Search the data for the string "Laid" and gather each line it is in.

══ Dataset content

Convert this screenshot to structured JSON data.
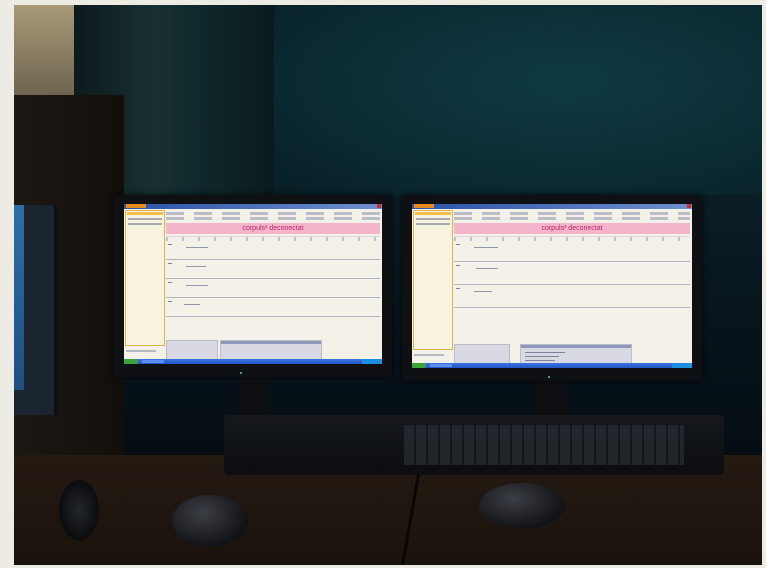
{
  "scene": {
    "description_colors": {
      "wall": "#0b2b33",
      "desk": "#1a120c",
      "screen_bg": "#f3f1e8",
      "banner_bg": "#f4b4cc",
      "banner_text": "#c0246a",
      "title_bar": "#2b53a6",
      "taskbar": "#2456c6"
    }
  },
  "monitors": [
    {
      "banner_text": "corpuls³ deconectat"
    },
    {
      "banner_text": "corpuls³ deconectat"
    }
  ]
}
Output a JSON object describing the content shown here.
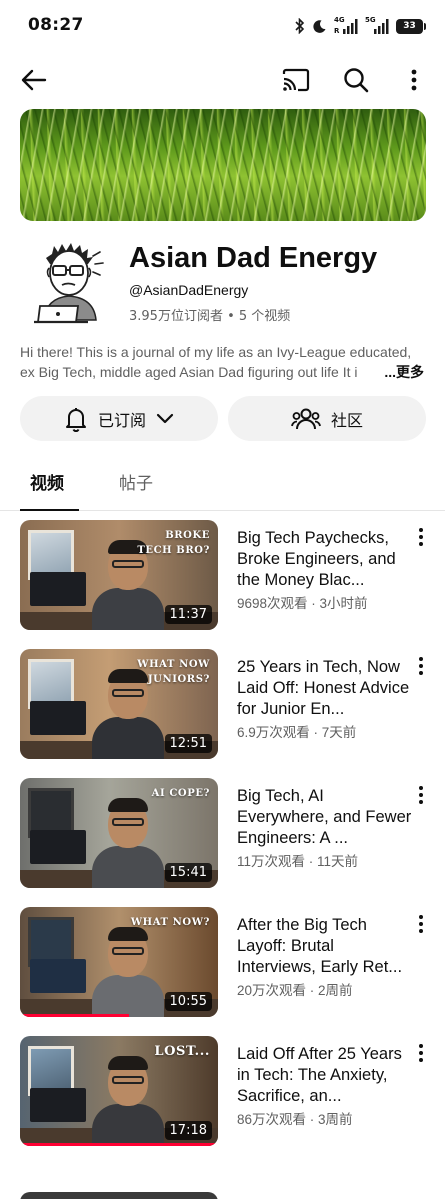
{
  "status_bar": {
    "time": "08:27",
    "battery": "33",
    "net1": "4G",
    "net2": "5G"
  },
  "channel": {
    "name": "Asian Dad Energy",
    "handle": "@AsianDadEnergy",
    "stats": "3.95万位订阅者 • 5 个视频",
    "description_line1": "Hi there!  This is a journal of my life as an Ivy-League educated,",
    "description_line2": "ex Big Tech, middle aged Asian Dad figuring out life  It i",
    "more_label": "...更多"
  },
  "buttons": {
    "subscribed_label": "已订阅",
    "community_label": "社区"
  },
  "tabs": [
    {
      "label": "视频"
    },
    {
      "label": "帖子"
    }
  ],
  "videos": [
    {
      "title": "Big Tech Paychecks, Broke Engineers, and the Money Blac...",
      "meta": "9698次观看 · 3小时前",
      "duration": "11:37",
      "caption_l1": "BROKE",
      "caption_l2": "TECH BRO?",
      "progress": 0
    },
    {
      "title": "25 Years in Tech, Now Laid Off: Honest Advice for Junior En...",
      "meta": "6.9万次观看 · 7天前",
      "duration": "12:51",
      "caption_l1": "WHAT NOW",
      "caption_l2": "JUNIORS?",
      "progress": 0
    },
    {
      "title": "Big Tech, AI Everywhere, and Fewer Engineers: A ...",
      "meta": "11万次观看 · 11天前",
      "duration": "15:41",
      "caption_l1": "AI COPE?",
      "caption_l2": "",
      "progress": 0
    },
    {
      "title": "After the Big Tech Layoff: Brutal Interviews, Early Ret...",
      "meta": "20万次观看 · 2周前",
      "duration": "10:55",
      "caption_l1": "WHAT NOW?",
      "caption_l2": "",
      "progress": 0.55
    },
    {
      "title": "Laid Off After 25 Years in Tech: The Anxiety, Sacrifice, an...",
      "meta": "86万次观看 · 3周前",
      "duration": "17:18",
      "caption_l1": "LOST...",
      "caption_l2": "",
      "progress": 1.0
    }
  ],
  "icons": {
    "back": "back-arrow-icon",
    "cast": "cast-icon",
    "search": "search-icon",
    "more": "more-vertical-icon",
    "bell": "bell-icon",
    "chevron": "chevron-down-icon",
    "people": "people-icon"
  },
  "colors": {
    "progress": "#ff0033",
    "pill_bg": "#f2f2f2",
    "secondary_text": "#606060"
  }
}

════

▶ **Exercise solution**
      "title": "25 Years in Tech, Now Laid Off: Honest Advice for Junior En...",
      "title": "Laid Off After 25 Years in Tech: The Anxiety, Sacrifice, an...",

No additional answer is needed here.